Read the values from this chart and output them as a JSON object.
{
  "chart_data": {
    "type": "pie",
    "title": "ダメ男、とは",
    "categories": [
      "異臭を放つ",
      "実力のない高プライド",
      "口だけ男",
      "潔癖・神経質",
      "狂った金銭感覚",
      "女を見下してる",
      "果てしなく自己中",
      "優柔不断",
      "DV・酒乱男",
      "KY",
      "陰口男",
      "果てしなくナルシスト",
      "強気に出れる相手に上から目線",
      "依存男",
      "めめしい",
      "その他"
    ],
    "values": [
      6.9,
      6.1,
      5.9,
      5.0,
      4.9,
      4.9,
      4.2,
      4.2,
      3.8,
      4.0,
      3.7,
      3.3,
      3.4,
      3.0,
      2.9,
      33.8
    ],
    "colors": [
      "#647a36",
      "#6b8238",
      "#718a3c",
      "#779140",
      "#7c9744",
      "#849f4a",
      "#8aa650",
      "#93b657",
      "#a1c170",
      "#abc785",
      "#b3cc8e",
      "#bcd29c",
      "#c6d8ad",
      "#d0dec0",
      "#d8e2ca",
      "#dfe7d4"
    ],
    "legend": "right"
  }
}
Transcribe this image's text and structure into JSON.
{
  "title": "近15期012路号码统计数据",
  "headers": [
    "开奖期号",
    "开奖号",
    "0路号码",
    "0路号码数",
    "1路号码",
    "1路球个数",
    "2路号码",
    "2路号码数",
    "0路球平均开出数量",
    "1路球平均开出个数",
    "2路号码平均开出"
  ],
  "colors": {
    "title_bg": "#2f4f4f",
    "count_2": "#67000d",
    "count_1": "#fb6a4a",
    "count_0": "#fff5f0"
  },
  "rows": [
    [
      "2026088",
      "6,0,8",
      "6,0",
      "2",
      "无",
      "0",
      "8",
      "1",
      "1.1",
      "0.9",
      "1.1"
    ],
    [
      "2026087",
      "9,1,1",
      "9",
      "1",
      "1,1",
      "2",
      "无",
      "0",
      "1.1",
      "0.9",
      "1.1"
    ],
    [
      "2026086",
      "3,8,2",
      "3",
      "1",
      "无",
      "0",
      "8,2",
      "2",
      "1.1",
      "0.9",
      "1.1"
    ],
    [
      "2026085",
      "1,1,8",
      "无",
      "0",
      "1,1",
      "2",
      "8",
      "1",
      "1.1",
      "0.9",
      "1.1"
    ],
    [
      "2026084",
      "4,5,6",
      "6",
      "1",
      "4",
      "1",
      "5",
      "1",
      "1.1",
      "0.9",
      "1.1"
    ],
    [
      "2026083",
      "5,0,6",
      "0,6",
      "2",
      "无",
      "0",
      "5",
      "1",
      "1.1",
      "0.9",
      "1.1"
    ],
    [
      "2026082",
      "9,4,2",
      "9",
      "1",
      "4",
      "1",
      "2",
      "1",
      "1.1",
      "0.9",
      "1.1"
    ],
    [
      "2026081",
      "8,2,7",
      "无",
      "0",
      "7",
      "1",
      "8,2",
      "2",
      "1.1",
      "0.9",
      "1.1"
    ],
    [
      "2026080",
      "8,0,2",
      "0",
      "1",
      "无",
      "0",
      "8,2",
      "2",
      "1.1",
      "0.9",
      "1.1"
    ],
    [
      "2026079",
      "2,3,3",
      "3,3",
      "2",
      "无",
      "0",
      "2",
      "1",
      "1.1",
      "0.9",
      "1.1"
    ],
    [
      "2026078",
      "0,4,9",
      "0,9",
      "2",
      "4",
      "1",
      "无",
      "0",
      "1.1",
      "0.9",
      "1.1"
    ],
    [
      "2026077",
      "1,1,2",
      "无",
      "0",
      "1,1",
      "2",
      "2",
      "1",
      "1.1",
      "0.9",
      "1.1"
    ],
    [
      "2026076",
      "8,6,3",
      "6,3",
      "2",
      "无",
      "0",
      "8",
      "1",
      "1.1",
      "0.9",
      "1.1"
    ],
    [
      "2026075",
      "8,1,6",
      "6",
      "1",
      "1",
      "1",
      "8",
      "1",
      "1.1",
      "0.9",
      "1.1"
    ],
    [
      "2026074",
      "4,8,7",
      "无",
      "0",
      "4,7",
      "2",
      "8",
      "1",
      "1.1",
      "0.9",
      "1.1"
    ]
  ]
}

§

## WORK REQUIRED
From the records above, pick out and copy each line holding the word "this".

## TASK RESPONSE
Read the values from this chart and output them as a JSON object.
Transcribe this image's text and structure into JSON.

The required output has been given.